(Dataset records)
——————————

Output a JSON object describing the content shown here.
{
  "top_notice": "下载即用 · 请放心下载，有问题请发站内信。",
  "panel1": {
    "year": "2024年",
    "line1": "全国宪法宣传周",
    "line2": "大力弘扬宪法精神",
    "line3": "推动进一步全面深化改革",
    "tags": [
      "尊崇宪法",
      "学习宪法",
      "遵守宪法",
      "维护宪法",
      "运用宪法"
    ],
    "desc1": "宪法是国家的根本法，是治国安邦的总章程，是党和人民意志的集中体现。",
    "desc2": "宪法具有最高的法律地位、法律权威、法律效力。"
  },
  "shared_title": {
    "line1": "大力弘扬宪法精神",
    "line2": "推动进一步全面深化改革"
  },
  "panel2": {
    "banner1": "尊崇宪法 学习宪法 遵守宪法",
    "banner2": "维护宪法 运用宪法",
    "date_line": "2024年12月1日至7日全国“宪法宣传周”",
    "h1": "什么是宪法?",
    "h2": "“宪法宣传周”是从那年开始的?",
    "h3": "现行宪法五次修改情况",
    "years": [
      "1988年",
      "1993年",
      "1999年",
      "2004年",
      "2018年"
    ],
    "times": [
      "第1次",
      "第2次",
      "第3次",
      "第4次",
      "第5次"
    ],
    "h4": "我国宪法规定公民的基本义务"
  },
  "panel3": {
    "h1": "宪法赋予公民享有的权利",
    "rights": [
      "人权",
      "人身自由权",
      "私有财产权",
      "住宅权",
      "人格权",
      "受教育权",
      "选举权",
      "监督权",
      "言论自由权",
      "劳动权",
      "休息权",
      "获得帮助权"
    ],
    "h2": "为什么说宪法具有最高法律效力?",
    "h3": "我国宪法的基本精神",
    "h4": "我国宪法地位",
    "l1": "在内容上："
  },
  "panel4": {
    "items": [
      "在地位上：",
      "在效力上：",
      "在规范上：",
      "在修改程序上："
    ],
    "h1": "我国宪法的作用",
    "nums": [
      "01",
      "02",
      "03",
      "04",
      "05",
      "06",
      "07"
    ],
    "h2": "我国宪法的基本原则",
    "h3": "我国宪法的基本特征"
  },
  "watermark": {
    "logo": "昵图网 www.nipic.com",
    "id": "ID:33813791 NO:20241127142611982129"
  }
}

——————————

Short problem: Please output the entries above, every line exactly as it reads.

Written reply:
Output a JSON object describing the content shown here.
{
  "top_notice": "下载即用 · 请放心下载，有问题请发站内信。",
  "panel1": {
    "year": "2024年",
    "line1": "全国宪法宣传周",
    "line2": "大力弘扬宪法精神",
    "line3": "推动进一步全面深化改革",
    "tags": [
      "尊崇宪法",
      "学习宪法",
      "遵守宪法",
      "维护宪法",
      "运用宪法"
    ],
    "desc1": "宪法是国家的根本法，是治国安邦的总章程，是党和人民意志的集中体现。",
    "desc2": "宪法具有最高的法律地位、法律权威、法律效力。"
  },
  "shared_title": {
    "line1": "大力弘扬宪法精神",
    "line2": "推动进一步全面深化改革"
  },
  "panel2": {
    "banner1": "尊崇宪法 学习宪法 遵守宪法",
    "banner2": "维护宪法 运用宪法",
    "date_line": "2024年12月1日至7日全国“宪法宣传周”",
    "h1": "什么是宪法?",
    "h2": "“宪法宣传周”是从那年开始的?",
    "h3": "现行宪法五次修改情况",
    "years": [
      "1988年",
      "1993年",
      "1999年",
      "2004年",
      "2018年"
    ],
    "times": [
      "第1次",
      "第2次",
      "第3次",
      "第4次",
      "第5次"
    ],
    "h4": "我国宪法规定公民的基本义务"
  },
  "panel3": {
    "h1": "宪法赋予公民享有的权利",
    "rights": [
      "人权",
      "人身自由权",
      "私有财产权",
      "住宅权",
      "人格权",
      "受教育权",
      "选举权",
      "监督权",
      "言论自由权",
      "劳动权",
      "休息权",
      "获得帮助权"
    ],
    "h2": "为什么说宪法具有最高法律效力?",
    "h3": "我国宪法的基本精神",
    "h4": "我国宪法地位",
    "l1": "在内容上："
  },
  "panel4": {
    "items": [
      "在地位上：",
      "在效力上：",
      "在规范上：",
      "在修改程序上："
    ],
    "h1": "我国宪法的作用",
    "nums": [
      "01",
      "02",
      "03",
      "04",
      "05",
      "06",
      "07"
    ],
    "h2": "我国宪法的基本原则",
    "h3": "我国宪法的基本特征"
  },
  "watermark": {
    "logo": "昵图网 www.nipic.com",
    "id": "ID:33813791 NO:20241127142611982129"
  }
}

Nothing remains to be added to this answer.